Records excerpted from a collection:
┌──
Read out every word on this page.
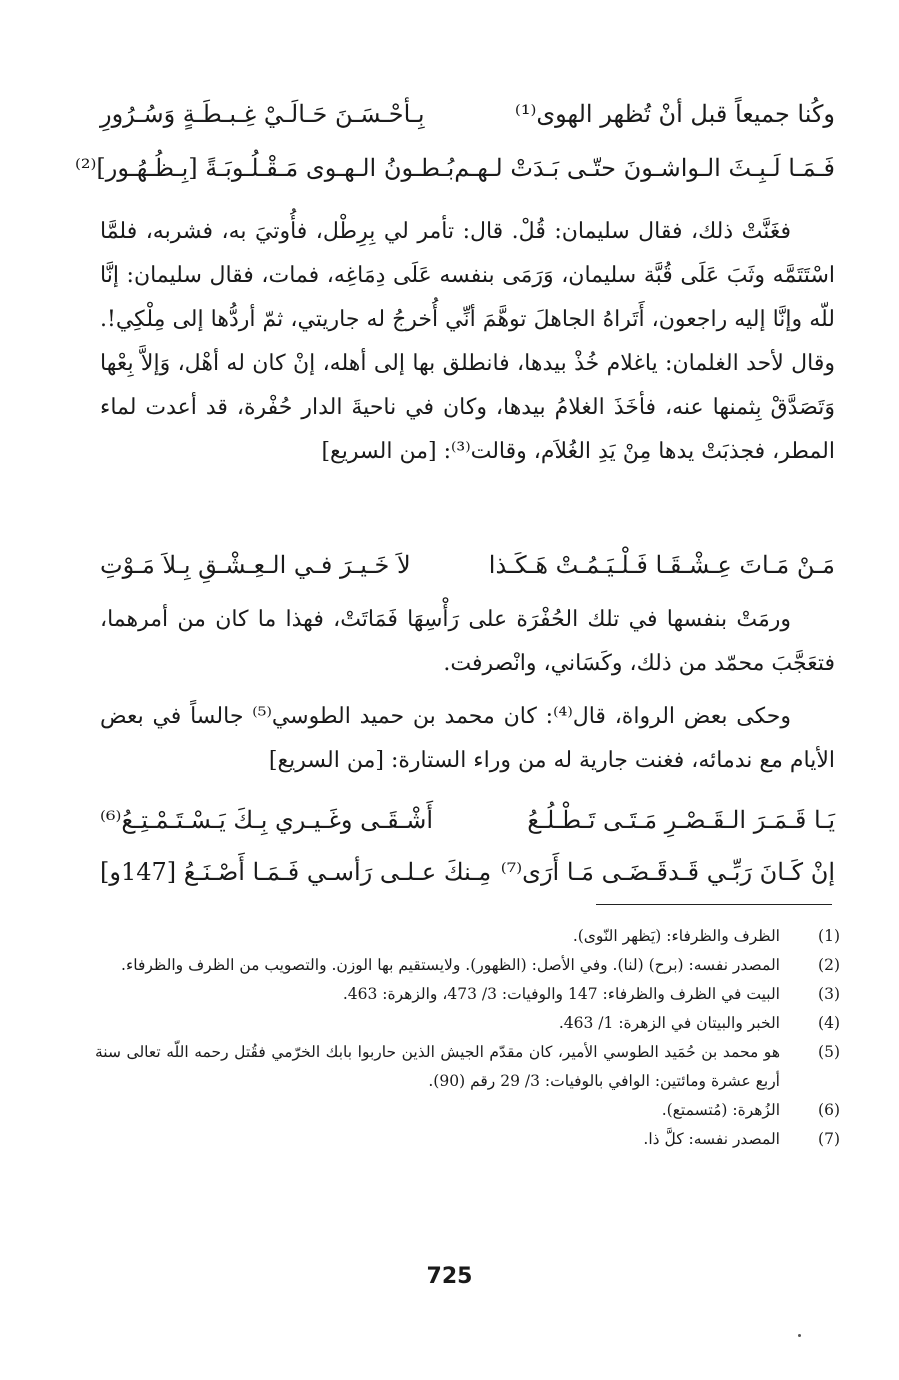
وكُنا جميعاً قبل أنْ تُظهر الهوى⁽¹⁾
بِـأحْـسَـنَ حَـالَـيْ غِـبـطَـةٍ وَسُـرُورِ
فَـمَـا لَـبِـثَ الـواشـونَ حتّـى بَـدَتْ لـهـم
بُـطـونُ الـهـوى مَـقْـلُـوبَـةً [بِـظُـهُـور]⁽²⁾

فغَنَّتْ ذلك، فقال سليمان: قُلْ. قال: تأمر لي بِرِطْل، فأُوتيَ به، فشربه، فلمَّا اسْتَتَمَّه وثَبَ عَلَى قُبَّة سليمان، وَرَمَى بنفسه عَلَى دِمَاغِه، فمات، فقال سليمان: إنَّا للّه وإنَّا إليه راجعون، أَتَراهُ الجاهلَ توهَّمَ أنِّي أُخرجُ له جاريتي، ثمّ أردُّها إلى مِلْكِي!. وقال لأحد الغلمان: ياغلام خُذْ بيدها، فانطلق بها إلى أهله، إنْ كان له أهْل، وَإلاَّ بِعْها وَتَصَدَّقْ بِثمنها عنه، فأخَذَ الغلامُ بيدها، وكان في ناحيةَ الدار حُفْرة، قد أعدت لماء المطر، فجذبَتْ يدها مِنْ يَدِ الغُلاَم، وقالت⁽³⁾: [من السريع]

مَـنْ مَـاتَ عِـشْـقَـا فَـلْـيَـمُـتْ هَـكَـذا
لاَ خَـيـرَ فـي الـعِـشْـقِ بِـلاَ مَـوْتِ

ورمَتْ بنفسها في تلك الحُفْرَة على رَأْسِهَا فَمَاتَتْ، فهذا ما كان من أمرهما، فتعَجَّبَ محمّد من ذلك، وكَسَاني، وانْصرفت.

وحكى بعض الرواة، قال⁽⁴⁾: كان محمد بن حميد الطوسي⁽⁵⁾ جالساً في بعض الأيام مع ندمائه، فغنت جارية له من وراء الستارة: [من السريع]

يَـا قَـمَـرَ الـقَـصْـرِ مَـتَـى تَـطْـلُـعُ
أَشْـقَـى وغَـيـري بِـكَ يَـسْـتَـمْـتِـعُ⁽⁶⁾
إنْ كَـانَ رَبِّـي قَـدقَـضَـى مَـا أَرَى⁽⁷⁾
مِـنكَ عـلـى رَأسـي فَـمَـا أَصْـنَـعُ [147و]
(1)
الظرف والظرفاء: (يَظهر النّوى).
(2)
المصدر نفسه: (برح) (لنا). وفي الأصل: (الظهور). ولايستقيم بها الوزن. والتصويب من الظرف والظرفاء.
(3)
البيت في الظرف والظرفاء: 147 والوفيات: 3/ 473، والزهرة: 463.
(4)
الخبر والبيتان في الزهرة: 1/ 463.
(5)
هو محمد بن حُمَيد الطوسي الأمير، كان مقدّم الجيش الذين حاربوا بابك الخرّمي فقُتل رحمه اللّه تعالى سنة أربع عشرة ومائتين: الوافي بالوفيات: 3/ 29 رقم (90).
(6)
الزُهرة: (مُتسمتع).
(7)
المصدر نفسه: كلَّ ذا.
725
└──
> Stated task: Exclude the pictures and repeat every other part of the records word for word.

> Finished answer:
Read out every word on this page.
وكُنا جميعاً قبل أنْ تُظهر الهوى⁽¹⁾
بِـأحْـسَـنَ حَـالَـيْ غِـبـطَـةٍ وَسُـرُورِ
فَـمَـا لَـبِـثَ الـواشـونَ حتّـى بَـدَتْ لـهـم
بُـطـونُ الـهـوى مَـقْـلُـوبَـةً [بِـظُـهُـور]⁽²⁾

فغَنَّتْ ذلك، فقال سليمان: قُلْ. قال: تأمر لي بِرِطْل، فأُوتيَ به، فشربه، فلمَّا اسْتَتَمَّه وثَبَ عَلَى قُبَّة سليمان، وَرَمَى بنفسه عَلَى دِمَاغِه، فمات، فقال سليمان: إنَّا للّه وإنَّا إليه راجعون، أَتَراهُ الجاهلَ توهَّمَ أنِّي أُخرجُ له جاريتي، ثمّ أردُّها إلى مِلْكِي!. وقال لأحد الغلمان: ياغلام خُذْ بيدها، فانطلق بها إلى أهله، إنْ كان له أهْل، وَإلاَّ بِعْها وَتَصَدَّقْ بِثمنها عنه، فأخَذَ الغلامُ بيدها، وكان في ناحيةَ الدار حُفْرة، قد أعدت لماء المطر، فجذبَتْ يدها مِنْ يَدِ الغُلاَم، وقالت⁽³⁾: [من السريع]

مَـنْ مَـاتَ عِـشْـقَـا فَـلْـيَـمُـتْ هَـكَـذا
لاَ خَـيـرَ فـي الـعِـشْـقِ بِـلاَ مَـوْتِ

ورمَتْ بنفسها في تلك الحُفْرَة على رَأْسِهَا فَمَاتَتْ، فهذا ما كان من أمرهما، فتعَجَّبَ محمّد من ذلك، وكَسَاني، وانْصرفت.

وحكى بعض الرواة، قال⁽⁴⁾: كان محمد بن حميد الطوسي⁽⁵⁾ جالساً في بعض الأيام مع ندمائه، فغنت جارية له من وراء الستارة: [من السريع]

يَـا قَـمَـرَ الـقَـصْـرِ مَـتَـى تَـطْـلُـعُ
أَشْـقَـى وغَـيـري بِـكَ يَـسْـتَـمْـتِـعُ⁽⁶⁾
إنْ كَـانَ رَبِّـي قَـدقَـضَـى مَـا أَرَى⁽⁷⁾
مِـنكَ عـلـى رَأسـي فَـمَـا أَصْـنَـعُ [147و]
(1)
الظرف والظرفاء: (يَظهر النّوى).
(2)
المصدر نفسه: (برح) (لنا). وفي الأصل: (الظهور). ولايستقيم بها الوزن. والتصويب من الظرف والظرفاء.
(3)
البيت في الظرف والظرفاء: 147 والوفيات: 3/ 473، والزهرة: 463.
(4)
الخبر والبيتان في الزهرة: 1/ 463.
(5)
هو محمد بن حُمَيد الطوسي الأمير، كان مقدّم الجيش الذين حاربوا بابك الخرّمي فقُتل رحمه اللّه تعالى سنة أربع عشرة ومائتين: الوافي بالوفيات: 3/ 29 رقم (90).
(6)
الزُهرة: (مُتسمتع).
(7)
المصدر نفسه: كلَّ ذا.
725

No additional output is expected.